#### Dataset content ####
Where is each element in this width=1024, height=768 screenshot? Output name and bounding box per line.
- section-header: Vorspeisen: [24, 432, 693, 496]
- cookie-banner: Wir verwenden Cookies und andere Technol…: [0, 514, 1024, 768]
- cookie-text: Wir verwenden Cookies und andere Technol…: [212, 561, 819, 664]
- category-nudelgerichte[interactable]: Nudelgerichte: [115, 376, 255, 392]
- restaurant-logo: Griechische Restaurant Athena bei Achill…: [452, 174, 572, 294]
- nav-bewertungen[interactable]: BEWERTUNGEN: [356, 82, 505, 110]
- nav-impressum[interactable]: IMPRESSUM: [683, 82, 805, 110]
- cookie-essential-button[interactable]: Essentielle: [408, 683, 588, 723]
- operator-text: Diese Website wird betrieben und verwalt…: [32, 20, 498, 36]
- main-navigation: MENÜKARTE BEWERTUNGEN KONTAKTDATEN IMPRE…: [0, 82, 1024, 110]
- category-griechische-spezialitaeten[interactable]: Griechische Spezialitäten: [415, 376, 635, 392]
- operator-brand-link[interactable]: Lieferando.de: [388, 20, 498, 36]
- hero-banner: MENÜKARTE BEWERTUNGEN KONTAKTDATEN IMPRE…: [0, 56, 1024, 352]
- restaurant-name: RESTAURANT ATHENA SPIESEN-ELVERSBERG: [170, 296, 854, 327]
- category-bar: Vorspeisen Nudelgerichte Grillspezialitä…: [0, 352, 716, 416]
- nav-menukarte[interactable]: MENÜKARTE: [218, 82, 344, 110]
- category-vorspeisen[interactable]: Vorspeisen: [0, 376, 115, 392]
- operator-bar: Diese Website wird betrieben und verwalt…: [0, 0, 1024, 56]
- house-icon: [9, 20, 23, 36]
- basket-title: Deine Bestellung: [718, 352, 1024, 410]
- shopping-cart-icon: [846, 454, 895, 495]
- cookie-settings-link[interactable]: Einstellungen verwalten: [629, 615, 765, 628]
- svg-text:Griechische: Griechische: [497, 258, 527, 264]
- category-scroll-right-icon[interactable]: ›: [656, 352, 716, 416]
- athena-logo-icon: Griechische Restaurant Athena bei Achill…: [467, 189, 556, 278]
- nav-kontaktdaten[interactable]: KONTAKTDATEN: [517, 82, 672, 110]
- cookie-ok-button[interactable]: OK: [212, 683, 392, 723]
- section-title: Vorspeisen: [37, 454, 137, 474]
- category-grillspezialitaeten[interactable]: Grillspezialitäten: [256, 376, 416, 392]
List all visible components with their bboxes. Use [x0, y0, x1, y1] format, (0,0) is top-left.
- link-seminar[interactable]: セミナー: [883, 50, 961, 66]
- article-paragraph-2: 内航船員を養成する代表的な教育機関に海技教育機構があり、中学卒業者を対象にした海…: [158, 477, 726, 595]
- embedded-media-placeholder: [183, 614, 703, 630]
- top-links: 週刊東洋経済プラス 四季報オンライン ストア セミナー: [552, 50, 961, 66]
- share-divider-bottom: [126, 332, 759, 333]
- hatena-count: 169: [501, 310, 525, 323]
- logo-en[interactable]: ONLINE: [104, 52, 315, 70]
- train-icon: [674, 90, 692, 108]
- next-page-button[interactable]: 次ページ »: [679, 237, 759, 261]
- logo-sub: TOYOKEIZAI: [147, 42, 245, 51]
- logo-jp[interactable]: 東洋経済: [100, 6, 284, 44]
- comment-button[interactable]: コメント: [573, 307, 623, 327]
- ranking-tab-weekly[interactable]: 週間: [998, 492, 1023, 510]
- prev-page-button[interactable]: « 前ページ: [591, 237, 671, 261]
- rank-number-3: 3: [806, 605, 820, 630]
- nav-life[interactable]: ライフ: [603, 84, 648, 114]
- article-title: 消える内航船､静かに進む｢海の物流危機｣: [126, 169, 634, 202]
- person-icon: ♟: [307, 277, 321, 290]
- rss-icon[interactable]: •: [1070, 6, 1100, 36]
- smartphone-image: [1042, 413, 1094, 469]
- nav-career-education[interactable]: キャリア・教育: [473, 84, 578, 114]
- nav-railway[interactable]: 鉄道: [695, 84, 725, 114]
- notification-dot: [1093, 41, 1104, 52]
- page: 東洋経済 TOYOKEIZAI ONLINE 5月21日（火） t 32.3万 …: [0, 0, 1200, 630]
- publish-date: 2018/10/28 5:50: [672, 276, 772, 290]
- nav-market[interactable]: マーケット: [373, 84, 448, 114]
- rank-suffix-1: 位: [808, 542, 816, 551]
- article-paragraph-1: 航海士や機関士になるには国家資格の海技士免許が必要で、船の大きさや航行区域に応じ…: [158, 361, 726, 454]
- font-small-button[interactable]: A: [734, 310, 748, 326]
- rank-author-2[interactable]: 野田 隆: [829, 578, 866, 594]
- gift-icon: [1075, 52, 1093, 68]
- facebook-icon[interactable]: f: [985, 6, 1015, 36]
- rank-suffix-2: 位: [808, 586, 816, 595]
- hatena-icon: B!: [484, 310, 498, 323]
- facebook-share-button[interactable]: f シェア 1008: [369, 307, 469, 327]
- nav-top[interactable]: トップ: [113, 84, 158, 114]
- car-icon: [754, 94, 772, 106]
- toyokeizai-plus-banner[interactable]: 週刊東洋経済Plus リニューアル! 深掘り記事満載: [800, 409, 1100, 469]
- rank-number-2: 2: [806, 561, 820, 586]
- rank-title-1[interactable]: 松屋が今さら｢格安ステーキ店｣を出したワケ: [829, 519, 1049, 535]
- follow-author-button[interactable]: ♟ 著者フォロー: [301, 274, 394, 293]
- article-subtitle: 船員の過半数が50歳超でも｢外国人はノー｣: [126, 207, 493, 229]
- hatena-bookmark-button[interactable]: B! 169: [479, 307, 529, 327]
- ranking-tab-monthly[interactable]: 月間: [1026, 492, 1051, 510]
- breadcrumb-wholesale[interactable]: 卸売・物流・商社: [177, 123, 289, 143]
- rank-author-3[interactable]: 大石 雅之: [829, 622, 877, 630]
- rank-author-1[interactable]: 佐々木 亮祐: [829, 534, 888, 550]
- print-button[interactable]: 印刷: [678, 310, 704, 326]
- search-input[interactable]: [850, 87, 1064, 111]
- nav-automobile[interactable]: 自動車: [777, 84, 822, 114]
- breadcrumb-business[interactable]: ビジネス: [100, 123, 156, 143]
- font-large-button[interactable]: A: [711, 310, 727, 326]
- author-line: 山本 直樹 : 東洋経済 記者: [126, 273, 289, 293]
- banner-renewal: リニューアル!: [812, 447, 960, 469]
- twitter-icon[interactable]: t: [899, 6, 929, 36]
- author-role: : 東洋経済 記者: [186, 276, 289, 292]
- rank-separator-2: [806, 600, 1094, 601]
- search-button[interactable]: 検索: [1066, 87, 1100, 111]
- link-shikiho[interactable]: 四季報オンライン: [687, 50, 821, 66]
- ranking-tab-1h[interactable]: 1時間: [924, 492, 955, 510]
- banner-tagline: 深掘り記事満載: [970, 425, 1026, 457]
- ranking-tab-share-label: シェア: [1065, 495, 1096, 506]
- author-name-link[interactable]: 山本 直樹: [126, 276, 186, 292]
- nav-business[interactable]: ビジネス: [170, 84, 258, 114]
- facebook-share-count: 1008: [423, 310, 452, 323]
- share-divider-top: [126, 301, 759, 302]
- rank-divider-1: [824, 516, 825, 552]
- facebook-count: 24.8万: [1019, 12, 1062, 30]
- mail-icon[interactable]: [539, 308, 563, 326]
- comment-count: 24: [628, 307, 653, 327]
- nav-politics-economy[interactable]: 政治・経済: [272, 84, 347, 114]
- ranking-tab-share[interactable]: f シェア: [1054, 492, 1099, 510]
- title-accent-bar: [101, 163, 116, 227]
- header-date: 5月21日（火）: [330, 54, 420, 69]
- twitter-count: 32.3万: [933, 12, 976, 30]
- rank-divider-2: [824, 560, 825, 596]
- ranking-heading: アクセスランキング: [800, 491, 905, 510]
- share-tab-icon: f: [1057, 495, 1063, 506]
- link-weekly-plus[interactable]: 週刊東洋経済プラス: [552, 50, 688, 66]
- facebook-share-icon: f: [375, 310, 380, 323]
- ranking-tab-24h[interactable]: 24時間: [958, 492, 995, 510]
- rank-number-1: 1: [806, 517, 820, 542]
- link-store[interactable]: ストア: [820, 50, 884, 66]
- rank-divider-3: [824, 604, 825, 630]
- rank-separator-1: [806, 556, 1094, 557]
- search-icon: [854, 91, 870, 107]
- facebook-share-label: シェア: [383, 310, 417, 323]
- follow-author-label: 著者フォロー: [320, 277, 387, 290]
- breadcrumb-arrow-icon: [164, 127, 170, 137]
####
→ **Given request**
Can you retype everything in the listing from its first line down to the line containing "- restaurant-name: RESTAURANT", with both of those lines included, character for character?

→ **Exercise solution**
Where is each element in this width=1024, height=768 screenshot? Output name and bounding box per line.
- section-header: Vorspeisen: [24, 432, 693, 496]
- cookie-banner: Wir verwenden Cookies und andere Technol…: [0, 514, 1024, 768]
- cookie-text: Wir verwenden Cookies und andere Technol…: [212, 561, 819, 664]
- category-nudelgerichte[interactable]: Nudelgerichte: [115, 376, 255, 392]
- restaurant-logo: Griechische Restaurant Athena bei Achill…: [452, 174, 572, 294]
- nav-bewertungen[interactable]: BEWERTUNGEN: [356, 82, 505, 110]
- nav-impressum[interactable]: IMPRESSUM: [683, 82, 805, 110]
- cookie-essential-button[interactable]: Essentielle: [408, 683, 588, 723]
- operator-text: Diese Website wird betrieben und verwalt…: [32, 20, 498, 36]
- main-navigation: MENÜKARTE BEWERTUNGEN KONTAKTDATEN IMPRE…: [0, 82, 1024, 110]
- category-griechische-spezialitaeten[interactable]: Griechische Spezialitäten: [415, 376, 635, 392]
- operator-brand-link[interactable]: Lieferando.de: [388, 20, 498, 36]
- hero-banner: MENÜKARTE BEWERTUNGEN KONTAKTDATEN IMPRE…: [0, 56, 1024, 352]
- restaurant-name: RESTAURANT ATHENA SPIESEN-ELVERSBERG: [170, 296, 854, 327]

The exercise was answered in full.